**Problema breve 1**:
Contesta estas preguntas según el texto proporcionado:
(a) ¿Cómo se llama la fundación cultural que preside Iván?
(b) ¿Cuántos años tenía Héctor?
(c) ¿En qué ciudad llevaba un tiempo viviendo Marta Hincapié?
**Problema breve 2**: Reproduce sin ningún cambio el fragmento del texto proporcionado que arranca con las palabras que contienen "La combinación cuento" y acaba con "promover audiovisuales comprometidos.".

**Texto proporcionado**:
--
Algún tiempo después supe que Iván se había embarcado mediante Rayuela, la fundación cultural que preside, en Casas Juveniles, un proyecto educativo con jóvenes que habían estado vinculados al conflicto armado colombiano, y que el arte de contar cuentos iba a ser una de sus herramientas pedagógicas. Me puse en contacto para que me diera detalles: me habló de uno de los alumnos, Héctor, un muchacho de 17 años que había ingresado en las filas de las FARC siendo un niño.
La combinación cuento y niño de la guerra despertó mi curiosidad. Conocía algunos proyectos que relacionan arte y cambio social. Que en Colombia la idea fuera lograr cambios a través de los cuentos me pareció en cierta forma natural, pues ya había podido comprobar por mi misma la fuerza artística y el poder de convocatoria que tiene la narración oral en ese país. La posibilidad de observar un proceso educativo de este tipo me animó a proponer un seguimiento audiovisual que Iván aceptó. Era el año 2002 y por aquel entonces acababa de asociarme con un pequeño grupo de profesionales de la comunicación y la pedagogía para promover audiovisuales comprometidos.
Juntos habíamos fundado la Asociación Cultural Banda Visual. En ese entorno fue donde encontré la mejor alianza para iniciar la producción audiovisual: Marta Hincapié, una realizadora colombiana amiga que llevaba un tiempo viviendo en Barcelona.
Así pues, esta obra documental, aunque es una producción catalana, tiene la particularidad de combinar dos miradas: la mía y la de Marta.
--
**Líneas de datos**:
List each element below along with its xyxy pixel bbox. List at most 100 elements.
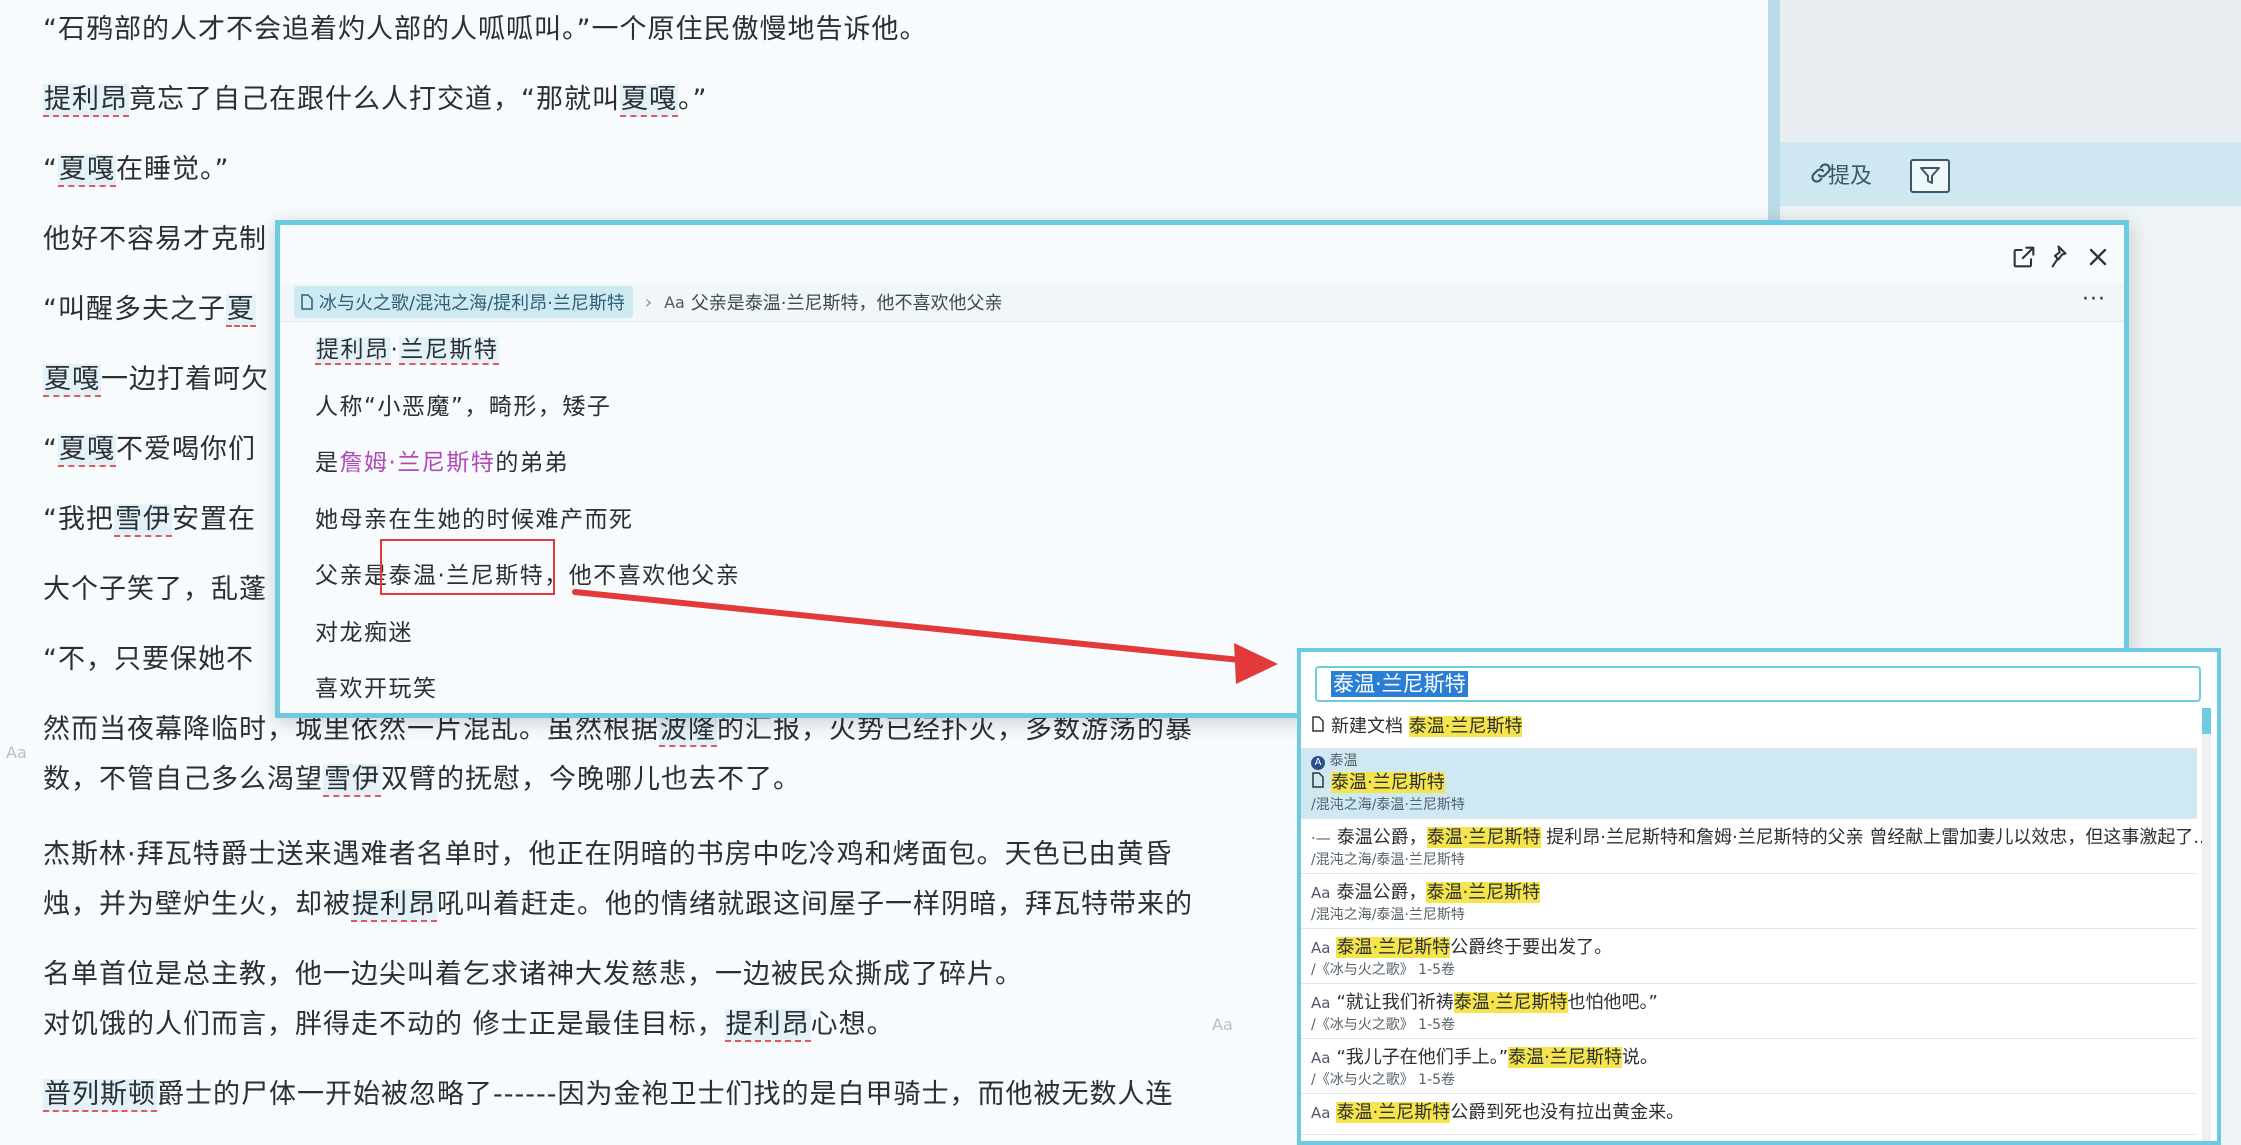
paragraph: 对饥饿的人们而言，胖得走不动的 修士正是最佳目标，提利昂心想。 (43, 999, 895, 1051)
--
**Respuesta completa 1**:
(a) Rayuela.
(b) 17 años.
(c) En Barcelona.

**Respuesta completa 2**:
La combinación cuento y niño de la guerra despertó mi curiosidad. Conocía algunos proyectos que relacionan arte y cambio social. Que en Colombia la idea fuera lograr cambios a través de los cuentos me pareció en cierta forma natural, pues ya había podido comprobar por mi misma la fuerza artística y el poder de convocatoria que tiene la narración oral en ese país. La posibilidad de observar un proceso educativo de este tipo me animó a proponer un seguimiento audiovisual que Iván aceptó. Era el año 2002 y por aquel entonces acababa de asociarme con un pequeño grupo de profesionales de la comunicación y la pedagogía para promover audiovisuales comprometidos.